**Dataset items**
——————
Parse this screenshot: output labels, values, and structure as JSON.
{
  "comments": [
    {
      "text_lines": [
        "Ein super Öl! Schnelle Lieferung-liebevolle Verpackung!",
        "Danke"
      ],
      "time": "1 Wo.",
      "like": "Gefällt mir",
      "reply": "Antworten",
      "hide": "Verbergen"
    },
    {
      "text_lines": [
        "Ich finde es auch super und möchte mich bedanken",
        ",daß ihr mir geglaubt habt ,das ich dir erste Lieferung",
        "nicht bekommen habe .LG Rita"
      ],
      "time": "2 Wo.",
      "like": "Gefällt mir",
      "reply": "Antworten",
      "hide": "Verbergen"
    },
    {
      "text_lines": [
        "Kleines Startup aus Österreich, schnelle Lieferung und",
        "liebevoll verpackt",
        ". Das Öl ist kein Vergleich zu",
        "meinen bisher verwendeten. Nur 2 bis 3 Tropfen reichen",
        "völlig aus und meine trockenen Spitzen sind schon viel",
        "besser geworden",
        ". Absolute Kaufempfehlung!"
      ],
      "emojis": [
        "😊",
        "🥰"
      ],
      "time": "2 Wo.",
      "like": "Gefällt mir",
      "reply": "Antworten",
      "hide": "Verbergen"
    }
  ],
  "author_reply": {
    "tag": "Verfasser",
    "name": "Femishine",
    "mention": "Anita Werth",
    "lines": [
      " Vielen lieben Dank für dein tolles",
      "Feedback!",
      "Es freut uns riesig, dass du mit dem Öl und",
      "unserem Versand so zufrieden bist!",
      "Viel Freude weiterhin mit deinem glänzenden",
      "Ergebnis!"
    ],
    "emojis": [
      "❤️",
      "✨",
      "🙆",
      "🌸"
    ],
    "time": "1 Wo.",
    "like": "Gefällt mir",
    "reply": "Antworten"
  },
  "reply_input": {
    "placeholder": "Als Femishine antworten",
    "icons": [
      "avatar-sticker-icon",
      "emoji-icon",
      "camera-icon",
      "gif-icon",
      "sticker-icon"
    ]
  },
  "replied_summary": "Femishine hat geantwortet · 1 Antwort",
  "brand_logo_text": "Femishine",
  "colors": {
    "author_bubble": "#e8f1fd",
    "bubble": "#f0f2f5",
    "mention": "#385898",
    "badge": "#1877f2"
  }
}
——————
Extract each line holding the word "Femishine" from the records.

    "name": "Femishine",
    "placeholder": "Als Femishine antworten",
  "replied_summary": "Femishine hat geantwortet · 1 Antwort",
  "brand_logo_text": "Femishine",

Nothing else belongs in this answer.